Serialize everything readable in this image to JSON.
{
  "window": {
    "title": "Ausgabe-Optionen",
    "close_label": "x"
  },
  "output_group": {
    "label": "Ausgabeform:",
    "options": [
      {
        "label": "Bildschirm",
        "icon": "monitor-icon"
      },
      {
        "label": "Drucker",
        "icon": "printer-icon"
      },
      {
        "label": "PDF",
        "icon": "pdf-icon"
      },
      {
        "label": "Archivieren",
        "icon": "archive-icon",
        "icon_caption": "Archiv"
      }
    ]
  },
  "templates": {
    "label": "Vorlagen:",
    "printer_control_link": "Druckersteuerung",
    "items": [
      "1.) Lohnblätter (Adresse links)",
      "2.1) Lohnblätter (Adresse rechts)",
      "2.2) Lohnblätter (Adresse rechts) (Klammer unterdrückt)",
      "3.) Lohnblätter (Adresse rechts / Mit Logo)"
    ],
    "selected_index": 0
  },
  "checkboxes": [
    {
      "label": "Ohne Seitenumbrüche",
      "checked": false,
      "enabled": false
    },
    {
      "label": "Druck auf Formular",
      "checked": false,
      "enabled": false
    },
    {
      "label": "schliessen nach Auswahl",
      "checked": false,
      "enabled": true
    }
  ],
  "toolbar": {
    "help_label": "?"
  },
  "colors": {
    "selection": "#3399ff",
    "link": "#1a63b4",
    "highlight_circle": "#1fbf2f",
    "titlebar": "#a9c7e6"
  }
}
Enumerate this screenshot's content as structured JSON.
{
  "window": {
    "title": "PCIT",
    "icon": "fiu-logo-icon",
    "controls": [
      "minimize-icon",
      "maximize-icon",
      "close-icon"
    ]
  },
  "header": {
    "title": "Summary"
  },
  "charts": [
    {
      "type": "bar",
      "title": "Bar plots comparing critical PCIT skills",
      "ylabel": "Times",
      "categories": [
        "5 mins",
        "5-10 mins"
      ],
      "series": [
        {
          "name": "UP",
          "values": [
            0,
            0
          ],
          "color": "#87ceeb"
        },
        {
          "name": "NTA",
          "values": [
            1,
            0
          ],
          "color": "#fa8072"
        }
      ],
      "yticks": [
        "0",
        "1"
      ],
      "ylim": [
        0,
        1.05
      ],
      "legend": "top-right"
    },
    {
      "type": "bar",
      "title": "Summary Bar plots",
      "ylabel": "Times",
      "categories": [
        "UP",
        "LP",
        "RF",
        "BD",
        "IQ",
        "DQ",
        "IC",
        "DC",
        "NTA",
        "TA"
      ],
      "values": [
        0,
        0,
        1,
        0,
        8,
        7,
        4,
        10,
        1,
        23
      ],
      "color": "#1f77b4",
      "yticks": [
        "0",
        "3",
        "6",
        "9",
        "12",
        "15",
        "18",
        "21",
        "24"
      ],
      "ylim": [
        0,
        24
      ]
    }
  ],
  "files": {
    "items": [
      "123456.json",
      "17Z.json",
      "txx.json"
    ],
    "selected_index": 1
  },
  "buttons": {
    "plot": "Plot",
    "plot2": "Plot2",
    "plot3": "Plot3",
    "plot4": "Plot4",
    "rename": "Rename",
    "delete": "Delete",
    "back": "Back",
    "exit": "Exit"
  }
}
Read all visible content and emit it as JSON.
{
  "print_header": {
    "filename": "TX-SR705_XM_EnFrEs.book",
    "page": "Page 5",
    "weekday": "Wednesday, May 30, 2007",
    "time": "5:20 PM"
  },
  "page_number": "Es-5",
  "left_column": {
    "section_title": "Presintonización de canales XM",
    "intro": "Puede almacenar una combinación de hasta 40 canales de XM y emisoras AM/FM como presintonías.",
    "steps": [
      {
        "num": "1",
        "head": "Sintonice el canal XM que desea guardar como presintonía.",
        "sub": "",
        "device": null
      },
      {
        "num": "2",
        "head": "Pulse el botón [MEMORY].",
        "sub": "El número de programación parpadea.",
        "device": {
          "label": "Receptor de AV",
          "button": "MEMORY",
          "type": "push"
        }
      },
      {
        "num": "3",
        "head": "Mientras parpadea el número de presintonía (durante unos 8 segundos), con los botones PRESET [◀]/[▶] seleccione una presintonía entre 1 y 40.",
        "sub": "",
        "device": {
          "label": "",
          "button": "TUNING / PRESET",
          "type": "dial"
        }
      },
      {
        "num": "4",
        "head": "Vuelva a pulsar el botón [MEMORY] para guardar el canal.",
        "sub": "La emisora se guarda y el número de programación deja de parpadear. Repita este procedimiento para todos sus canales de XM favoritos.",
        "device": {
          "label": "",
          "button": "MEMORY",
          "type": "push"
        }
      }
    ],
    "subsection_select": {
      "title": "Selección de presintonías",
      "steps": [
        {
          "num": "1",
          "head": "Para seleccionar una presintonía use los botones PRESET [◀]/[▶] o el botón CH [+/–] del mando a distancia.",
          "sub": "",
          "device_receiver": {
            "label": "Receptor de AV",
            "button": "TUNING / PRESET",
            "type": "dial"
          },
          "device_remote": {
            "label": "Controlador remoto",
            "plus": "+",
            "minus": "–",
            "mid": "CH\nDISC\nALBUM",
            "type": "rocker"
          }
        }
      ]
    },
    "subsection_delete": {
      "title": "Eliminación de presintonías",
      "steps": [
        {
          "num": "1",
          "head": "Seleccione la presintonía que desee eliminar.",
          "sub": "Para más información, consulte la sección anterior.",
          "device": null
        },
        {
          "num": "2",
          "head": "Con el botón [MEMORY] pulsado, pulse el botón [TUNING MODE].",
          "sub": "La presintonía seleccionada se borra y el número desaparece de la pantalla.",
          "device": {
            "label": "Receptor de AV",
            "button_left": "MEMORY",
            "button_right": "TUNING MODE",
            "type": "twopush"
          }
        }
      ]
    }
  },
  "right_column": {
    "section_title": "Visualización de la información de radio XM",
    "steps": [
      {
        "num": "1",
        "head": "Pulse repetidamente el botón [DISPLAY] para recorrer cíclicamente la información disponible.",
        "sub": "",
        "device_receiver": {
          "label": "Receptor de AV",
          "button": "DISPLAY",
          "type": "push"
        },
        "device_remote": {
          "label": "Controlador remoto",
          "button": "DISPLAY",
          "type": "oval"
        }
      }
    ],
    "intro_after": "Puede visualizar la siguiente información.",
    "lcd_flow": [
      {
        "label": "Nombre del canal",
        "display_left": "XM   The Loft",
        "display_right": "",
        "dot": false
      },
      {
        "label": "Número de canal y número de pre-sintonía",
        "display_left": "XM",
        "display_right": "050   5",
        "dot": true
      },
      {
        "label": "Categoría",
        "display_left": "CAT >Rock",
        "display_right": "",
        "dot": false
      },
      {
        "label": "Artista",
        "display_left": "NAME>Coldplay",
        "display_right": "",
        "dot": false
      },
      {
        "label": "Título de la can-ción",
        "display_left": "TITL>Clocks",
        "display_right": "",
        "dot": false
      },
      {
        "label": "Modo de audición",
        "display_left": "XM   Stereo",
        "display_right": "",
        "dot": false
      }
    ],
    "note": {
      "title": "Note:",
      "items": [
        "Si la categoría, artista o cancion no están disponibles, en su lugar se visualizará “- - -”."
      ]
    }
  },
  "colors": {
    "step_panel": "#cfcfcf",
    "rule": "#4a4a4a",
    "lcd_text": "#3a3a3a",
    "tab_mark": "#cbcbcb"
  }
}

* * * * * * *

THE TASK: From the listing above, copy all lines holding the word "canales".

RESULT OF THE EXERCISE:
    "section_title": "Presintonización de canales XM",
    "intro": "Puede almacenar una combinación de hasta 40 canales de XM y emisoras AM/FM como presintonías.",
        "sub": "La emisora se guarda y el número de programación deja de parpadear. Repita este procedimiento para todos sus canales de XM favoritos.",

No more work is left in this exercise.